Copy every record exactly, and keep the pictures out.

[Figure collection entries]
----

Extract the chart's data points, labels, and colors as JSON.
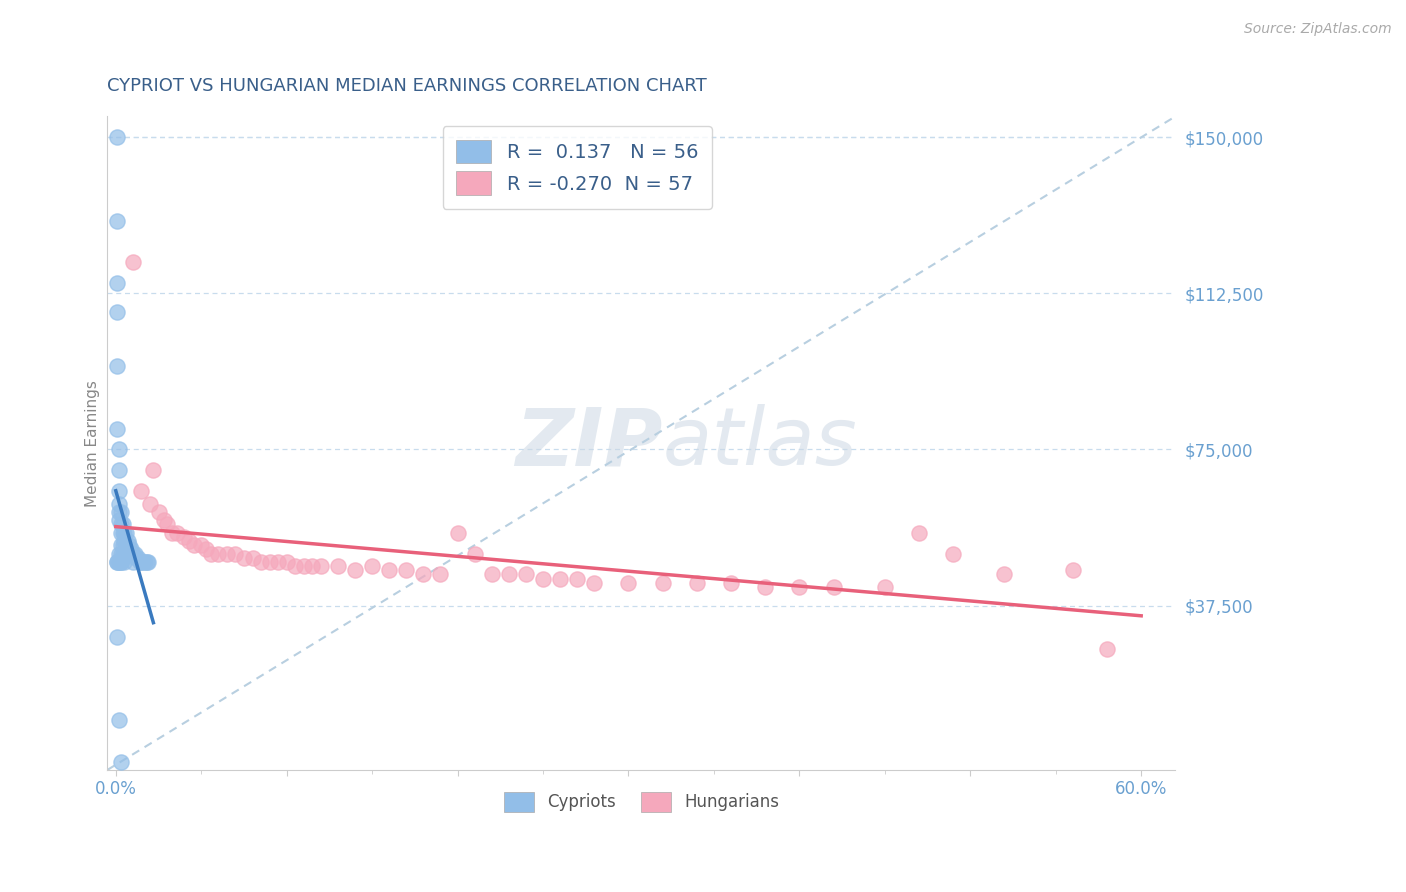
{
  "title": "CYPRIOT VS HUNGARIAN MEDIAN EARNINGS CORRELATION CHART",
  "source": "Source: ZipAtlas.com",
  "ylabel": "Median Earnings",
  "xlim": [
    -0.005,
    0.62
  ],
  "ylim": [
    -2000,
    155000
  ],
  "yticks": [
    0,
    37500,
    75000,
    112500,
    150000
  ],
  "ytick_labels": [
    "",
    "$37,500",
    "$75,000",
    "$112,500",
    "$150,000"
  ],
  "xtick_left_label": "0.0%",
  "xtick_right_label": "60.0%",
  "cypriot_color": "#92bee8",
  "hungarian_color": "#f5a8bc",
  "cypriot_line_color": "#3a7abf",
  "hungarian_line_color": "#e8607a",
  "diag_line_color": "#b8cfe0",
  "cypriot_R": 0.137,
  "cypriot_N": 56,
  "hungarian_R": -0.27,
  "hungarian_N": 57,
  "title_color": "#3a5f8a",
  "tick_color": "#6aa0d0",
  "grid_color": "#c8dced",
  "legend_text_color": "#3a5f8a",
  "watermark_color": "#ccd8e4",
  "source_color": "#aaaaaa",
  "ylabel_color": "#888888",
  "cypriot_x": [
    0.001,
    0.001,
    0.001,
    0.001,
    0.001,
    0.001,
    0.002,
    0.002,
    0.002,
    0.002,
    0.002,
    0.002,
    0.002,
    0.003,
    0.003,
    0.003,
    0.003,
    0.003,
    0.003,
    0.004,
    0.004,
    0.004,
    0.004,
    0.005,
    0.005,
    0.005,
    0.005,
    0.006,
    0.006,
    0.006,
    0.007,
    0.007,
    0.007,
    0.008,
    0.008,
    0.009,
    0.009,
    0.01,
    0.01,
    0.011,
    0.012,
    0.013,
    0.014,
    0.015,
    0.016,
    0.017,
    0.018,
    0.019,
    0.001,
    0.002,
    0.003,
    0.001,
    0.002,
    0.003,
    0.001,
    0.002
  ],
  "cypriot_y": [
    150000,
    130000,
    115000,
    108000,
    95000,
    80000,
    75000,
    70000,
    65000,
    62000,
    60000,
    58000,
    50000,
    60000,
    57000,
    55000,
    52000,
    50000,
    48000,
    57000,
    55000,
    52000,
    50000,
    55000,
    53000,
    50000,
    48000,
    55000,
    52000,
    50000,
    53000,
    51000,
    50000,
    52000,
    50000,
    51000,
    50000,
    50000,
    48000,
    50000,
    49000,
    49000,
    48000,
    48000,
    48000,
    48000,
    48000,
    48000,
    48000,
    48000,
    48000,
    30000,
    10000,
    0,
    48000,
    48000
  ],
  "hungarian_x": [
    0.01,
    0.015,
    0.02,
    0.022,
    0.025,
    0.028,
    0.03,
    0.033,
    0.036,
    0.04,
    0.043,
    0.046,
    0.05,
    0.053,
    0.056,
    0.06,
    0.065,
    0.07,
    0.075,
    0.08,
    0.085,
    0.09,
    0.095,
    0.1,
    0.105,
    0.11,
    0.115,
    0.12,
    0.13,
    0.14,
    0.15,
    0.16,
    0.17,
    0.18,
    0.19,
    0.2,
    0.21,
    0.22,
    0.23,
    0.24,
    0.25,
    0.26,
    0.27,
    0.28,
    0.3,
    0.32,
    0.34,
    0.36,
    0.38,
    0.4,
    0.42,
    0.45,
    0.47,
    0.49,
    0.52,
    0.56,
    0.58
  ],
  "hungarian_y": [
    120000,
    65000,
    62000,
    70000,
    60000,
    58000,
    57000,
    55000,
    55000,
    54000,
    53000,
    52000,
    52000,
    51000,
    50000,
    50000,
    50000,
    50000,
    49000,
    49000,
    48000,
    48000,
    48000,
    48000,
    47000,
    47000,
    47000,
    47000,
    47000,
    46000,
    47000,
    46000,
    46000,
    45000,
    45000,
    55000,
    50000,
    45000,
    45000,
    45000,
    44000,
    44000,
    44000,
    43000,
    43000,
    43000,
    43000,
    43000,
    42000,
    42000,
    42000,
    42000,
    55000,
    50000,
    45000,
    46000,
    27000
  ]
}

----

OUTPUT
Extract the chart's data points, labels, and colors as JSON.
{
  "title": "CYPRIOT VS HUNGARIAN MEDIAN EARNINGS CORRELATION CHART",
  "source": "Source: ZipAtlas.com",
  "ylabel": "Median Earnings",
  "xlim": [
    -0.005,
    0.62
  ],
  "ylim": [
    -2000,
    155000
  ],
  "yticks": [
    0,
    37500,
    75000,
    112500,
    150000
  ],
  "ytick_labels": [
    "",
    "$37,500",
    "$75,000",
    "$112,500",
    "$150,000"
  ],
  "xtick_left_label": "0.0%",
  "xtick_right_label": "60.0%",
  "cypriot_color": "#92bee8",
  "hungarian_color": "#f5a8bc",
  "cypriot_line_color": "#3a7abf",
  "hungarian_line_color": "#e8607a",
  "diag_line_color": "#b8cfe0",
  "cypriot_R": 0.137,
  "cypriot_N": 56,
  "hungarian_R": -0.27,
  "hungarian_N": 57,
  "title_color": "#3a5f8a",
  "tick_color": "#6aa0d0",
  "grid_color": "#c8dced",
  "legend_text_color": "#3a5f8a",
  "watermark_color": "#ccd8e4",
  "source_color": "#aaaaaa",
  "ylabel_color": "#888888",
  "cypriot_x": [
    0.001,
    0.001,
    0.001,
    0.001,
    0.001,
    0.001,
    0.002,
    0.002,
    0.002,
    0.002,
    0.002,
    0.002,
    0.002,
    0.003,
    0.003,
    0.003,
    0.003,
    0.003,
    0.003,
    0.004,
    0.004,
    0.004,
    0.004,
    0.005,
    0.005,
    0.005,
    0.005,
    0.006,
    0.006,
    0.006,
    0.007,
    0.007,
    0.007,
    0.008,
    0.008,
    0.009,
    0.009,
    0.01,
    0.01,
    0.011,
    0.012,
    0.013,
    0.014,
    0.015,
    0.016,
    0.017,
    0.018,
    0.019,
    0.001,
    0.002,
    0.003,
    0.001,
    0.002,
    0.003,
    0.001,
    0.002
  ],
  "cypriot_y": [
    150000,
    130000,
    115000,
    108000,
    95000,
    80000,
    75000,
    70000,
    65000,
    62000,
    60000,
    58000,
    50000,
    60000,
    57000,
    55000,
    52000,
    50000,
    48000,
    57000,
    55000,
    52000,
    50000,
    55000,
    53000,
    50000,
    48000,
    55000,
    52000,
    50000,
    53000,
    51000,
    50000,
    52000,
    50000,
    51000,
    50000,
    50000,
    48000,
    50000,
    49000,
    49000,
    48000,
    48000,
    48000,
    48000,
    48000,
    48000,
    48000,
    48000,
    48000,
    30000,
    10000,
    0,
    48000,
    48000
  ],
  "hungarian_x": [
    0.01,
    0.015,
    0.02,
    0.022,
    0.025,
    0.028,
    0.03,
    0.033,
    0.036,
    0.04,
    0.043,
    0.046,
    0.05,
    0.053,
    0.056,
    0.06,
    0.065,
    0.07,
    0.075,
    0.08,
    0.085,
    0.09,
    0.095,
    0.1,
    0.105,
    0.11,
    0.115,
    0.12,
    0.13,
    0.14,
    0.15,
    0.16,
    0.17,
    0.18,
    0.19,
    0.2,
    0.21,
    0.22,
    0.23,
    0.24,
    0.25,
    0.26,
    0.27,
    0.28,
    0.3,
    0.32,
    0.34,
    0.36,
    0.38,
    0.4,
    0.42,
    0.45,
    0.47,
    0.49,
    0.52,
    0.56,
    0.58
  ],
  "hungarian_y": [
    120000,
    65000,
    62000,
    70000,
    60000,
    58000,
    57000,
    55000,
    55000,
    54000,
    53000,
    52000,
    52000,
    51000,
    50000,
    50000,
    50000,
    50000,
    49000,
    49000,
    48000,
    48000,
    48000,
    48000,
    47000,
    47000,
    47000,
    47000,
    47000,
    46000,
    47000,
    46000,
    46000,
    45000,
    45000,
    55000,
    50000,
    45000,
    45000,
    45000,
    44000,
    44000,
    44000,
    43000,
    43000,
    43000,
    43000,
    43000,
    42000,
    42000,
    42000,
    42000,
    55000,
    50000,
    45000,
    46000,
    27000
  ]
}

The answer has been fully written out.